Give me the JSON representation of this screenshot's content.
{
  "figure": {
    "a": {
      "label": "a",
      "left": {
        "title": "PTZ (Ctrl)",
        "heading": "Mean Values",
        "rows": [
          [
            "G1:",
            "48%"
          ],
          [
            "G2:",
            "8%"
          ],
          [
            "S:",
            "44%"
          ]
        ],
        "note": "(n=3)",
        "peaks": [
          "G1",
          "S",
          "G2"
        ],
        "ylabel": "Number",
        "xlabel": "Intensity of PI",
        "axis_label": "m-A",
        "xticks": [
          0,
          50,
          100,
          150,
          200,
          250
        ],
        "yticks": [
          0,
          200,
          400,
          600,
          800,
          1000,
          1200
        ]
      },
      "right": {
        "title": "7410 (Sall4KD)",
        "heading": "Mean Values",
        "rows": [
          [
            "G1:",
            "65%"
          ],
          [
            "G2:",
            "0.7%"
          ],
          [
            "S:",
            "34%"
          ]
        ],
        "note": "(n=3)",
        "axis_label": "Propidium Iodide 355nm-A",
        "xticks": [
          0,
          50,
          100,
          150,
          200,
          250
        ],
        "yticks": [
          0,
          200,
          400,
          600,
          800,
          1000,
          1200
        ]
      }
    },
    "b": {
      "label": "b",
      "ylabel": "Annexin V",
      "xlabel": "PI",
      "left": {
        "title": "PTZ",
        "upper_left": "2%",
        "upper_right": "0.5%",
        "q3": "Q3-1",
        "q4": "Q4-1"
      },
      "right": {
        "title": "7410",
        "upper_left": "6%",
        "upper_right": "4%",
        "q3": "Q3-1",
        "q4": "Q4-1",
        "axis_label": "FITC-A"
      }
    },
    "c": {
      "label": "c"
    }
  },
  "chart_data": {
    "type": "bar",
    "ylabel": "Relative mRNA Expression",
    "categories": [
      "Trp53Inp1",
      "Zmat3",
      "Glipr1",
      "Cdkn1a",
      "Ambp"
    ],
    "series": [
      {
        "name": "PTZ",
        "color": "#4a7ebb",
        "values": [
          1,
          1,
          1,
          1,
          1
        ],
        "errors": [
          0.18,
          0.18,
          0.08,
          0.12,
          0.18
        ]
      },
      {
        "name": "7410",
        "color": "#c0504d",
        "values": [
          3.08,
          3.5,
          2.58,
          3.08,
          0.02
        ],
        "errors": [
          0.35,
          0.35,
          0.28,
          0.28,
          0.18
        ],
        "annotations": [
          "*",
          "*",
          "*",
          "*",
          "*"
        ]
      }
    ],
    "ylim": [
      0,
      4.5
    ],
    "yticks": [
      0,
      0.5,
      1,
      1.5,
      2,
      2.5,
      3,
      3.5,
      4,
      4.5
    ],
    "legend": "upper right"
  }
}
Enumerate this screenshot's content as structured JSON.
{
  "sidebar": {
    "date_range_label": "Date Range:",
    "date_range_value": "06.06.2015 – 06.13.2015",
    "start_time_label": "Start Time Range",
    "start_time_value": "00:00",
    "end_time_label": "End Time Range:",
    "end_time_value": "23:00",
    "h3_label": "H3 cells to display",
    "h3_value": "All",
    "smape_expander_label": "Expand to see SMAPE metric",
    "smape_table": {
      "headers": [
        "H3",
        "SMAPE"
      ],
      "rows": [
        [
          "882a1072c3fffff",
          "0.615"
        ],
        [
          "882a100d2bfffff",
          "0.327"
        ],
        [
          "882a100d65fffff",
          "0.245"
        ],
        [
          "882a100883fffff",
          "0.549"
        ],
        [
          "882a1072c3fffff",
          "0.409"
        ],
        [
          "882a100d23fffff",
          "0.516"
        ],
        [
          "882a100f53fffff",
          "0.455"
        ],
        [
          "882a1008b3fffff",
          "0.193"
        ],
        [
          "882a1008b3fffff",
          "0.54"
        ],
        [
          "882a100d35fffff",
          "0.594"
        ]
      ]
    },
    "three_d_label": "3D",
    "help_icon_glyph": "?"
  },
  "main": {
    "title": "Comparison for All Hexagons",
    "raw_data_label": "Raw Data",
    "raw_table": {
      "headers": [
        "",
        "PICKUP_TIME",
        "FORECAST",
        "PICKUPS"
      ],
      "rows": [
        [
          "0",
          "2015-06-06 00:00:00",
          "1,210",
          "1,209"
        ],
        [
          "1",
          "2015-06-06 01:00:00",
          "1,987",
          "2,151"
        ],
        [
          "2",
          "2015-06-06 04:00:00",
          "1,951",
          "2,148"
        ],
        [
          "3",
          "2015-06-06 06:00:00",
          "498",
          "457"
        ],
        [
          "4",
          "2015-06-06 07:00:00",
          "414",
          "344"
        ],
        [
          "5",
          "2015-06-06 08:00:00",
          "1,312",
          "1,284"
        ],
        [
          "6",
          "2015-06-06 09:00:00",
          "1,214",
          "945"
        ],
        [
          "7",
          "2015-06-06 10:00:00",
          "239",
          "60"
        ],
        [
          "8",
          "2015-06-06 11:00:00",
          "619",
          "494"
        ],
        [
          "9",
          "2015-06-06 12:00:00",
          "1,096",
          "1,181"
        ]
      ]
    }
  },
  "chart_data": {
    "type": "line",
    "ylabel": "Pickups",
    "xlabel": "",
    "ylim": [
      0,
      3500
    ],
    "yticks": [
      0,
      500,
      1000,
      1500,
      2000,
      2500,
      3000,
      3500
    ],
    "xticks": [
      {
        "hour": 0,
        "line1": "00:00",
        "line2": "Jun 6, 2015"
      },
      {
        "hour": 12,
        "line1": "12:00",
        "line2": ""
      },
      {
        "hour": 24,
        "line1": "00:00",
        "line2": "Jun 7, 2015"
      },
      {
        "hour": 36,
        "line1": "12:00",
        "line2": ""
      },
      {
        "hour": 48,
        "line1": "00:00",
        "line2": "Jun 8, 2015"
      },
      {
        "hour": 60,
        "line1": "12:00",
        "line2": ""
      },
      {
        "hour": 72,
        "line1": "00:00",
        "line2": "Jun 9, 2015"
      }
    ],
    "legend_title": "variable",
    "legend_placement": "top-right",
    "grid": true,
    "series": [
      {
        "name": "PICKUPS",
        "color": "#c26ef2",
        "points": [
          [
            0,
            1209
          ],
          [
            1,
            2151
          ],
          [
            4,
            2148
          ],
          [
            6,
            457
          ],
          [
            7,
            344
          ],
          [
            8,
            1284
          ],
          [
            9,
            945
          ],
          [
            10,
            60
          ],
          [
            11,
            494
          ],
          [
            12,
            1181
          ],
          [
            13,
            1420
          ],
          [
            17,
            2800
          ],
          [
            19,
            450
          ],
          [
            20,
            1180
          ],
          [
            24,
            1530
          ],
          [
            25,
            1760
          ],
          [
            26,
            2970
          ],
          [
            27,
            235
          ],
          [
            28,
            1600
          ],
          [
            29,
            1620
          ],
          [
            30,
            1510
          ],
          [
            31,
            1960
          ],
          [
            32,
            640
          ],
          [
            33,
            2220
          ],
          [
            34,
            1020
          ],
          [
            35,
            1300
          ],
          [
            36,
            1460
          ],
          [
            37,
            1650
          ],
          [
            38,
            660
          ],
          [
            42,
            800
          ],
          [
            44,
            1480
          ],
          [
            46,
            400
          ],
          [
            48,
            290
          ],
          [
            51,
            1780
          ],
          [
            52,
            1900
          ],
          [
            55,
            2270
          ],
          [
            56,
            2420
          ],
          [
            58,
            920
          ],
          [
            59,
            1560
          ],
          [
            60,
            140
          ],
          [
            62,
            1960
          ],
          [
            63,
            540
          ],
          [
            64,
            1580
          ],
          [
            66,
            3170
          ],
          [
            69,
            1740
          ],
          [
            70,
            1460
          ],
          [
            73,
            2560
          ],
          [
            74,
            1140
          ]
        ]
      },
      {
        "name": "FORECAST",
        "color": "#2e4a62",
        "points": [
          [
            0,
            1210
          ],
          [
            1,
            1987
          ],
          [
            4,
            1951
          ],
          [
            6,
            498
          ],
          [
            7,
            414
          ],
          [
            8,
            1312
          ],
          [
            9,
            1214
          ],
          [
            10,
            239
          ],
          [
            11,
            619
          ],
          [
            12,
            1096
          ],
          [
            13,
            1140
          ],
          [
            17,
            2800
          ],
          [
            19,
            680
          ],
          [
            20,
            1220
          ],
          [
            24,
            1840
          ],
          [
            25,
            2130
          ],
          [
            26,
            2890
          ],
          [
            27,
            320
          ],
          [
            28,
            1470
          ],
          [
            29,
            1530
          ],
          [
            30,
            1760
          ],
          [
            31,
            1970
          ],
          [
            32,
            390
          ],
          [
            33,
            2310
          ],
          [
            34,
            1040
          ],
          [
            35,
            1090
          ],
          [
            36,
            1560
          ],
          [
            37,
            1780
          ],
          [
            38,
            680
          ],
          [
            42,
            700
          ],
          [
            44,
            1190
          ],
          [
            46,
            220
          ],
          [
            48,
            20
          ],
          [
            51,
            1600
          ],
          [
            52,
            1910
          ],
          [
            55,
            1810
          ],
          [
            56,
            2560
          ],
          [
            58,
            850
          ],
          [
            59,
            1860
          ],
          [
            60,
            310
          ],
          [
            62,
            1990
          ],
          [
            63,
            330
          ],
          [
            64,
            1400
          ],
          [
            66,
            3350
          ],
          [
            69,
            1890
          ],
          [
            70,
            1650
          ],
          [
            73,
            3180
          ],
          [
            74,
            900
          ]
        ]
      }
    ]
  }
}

★ ★ ★

■ **Requirement**
Every line in the data that holds the string "screenshot" should be returned.

■ **Answer to the exercise**
Give me the JSON representation of this screenshot's content.
Enumerate this screenshot's content as structured JSON.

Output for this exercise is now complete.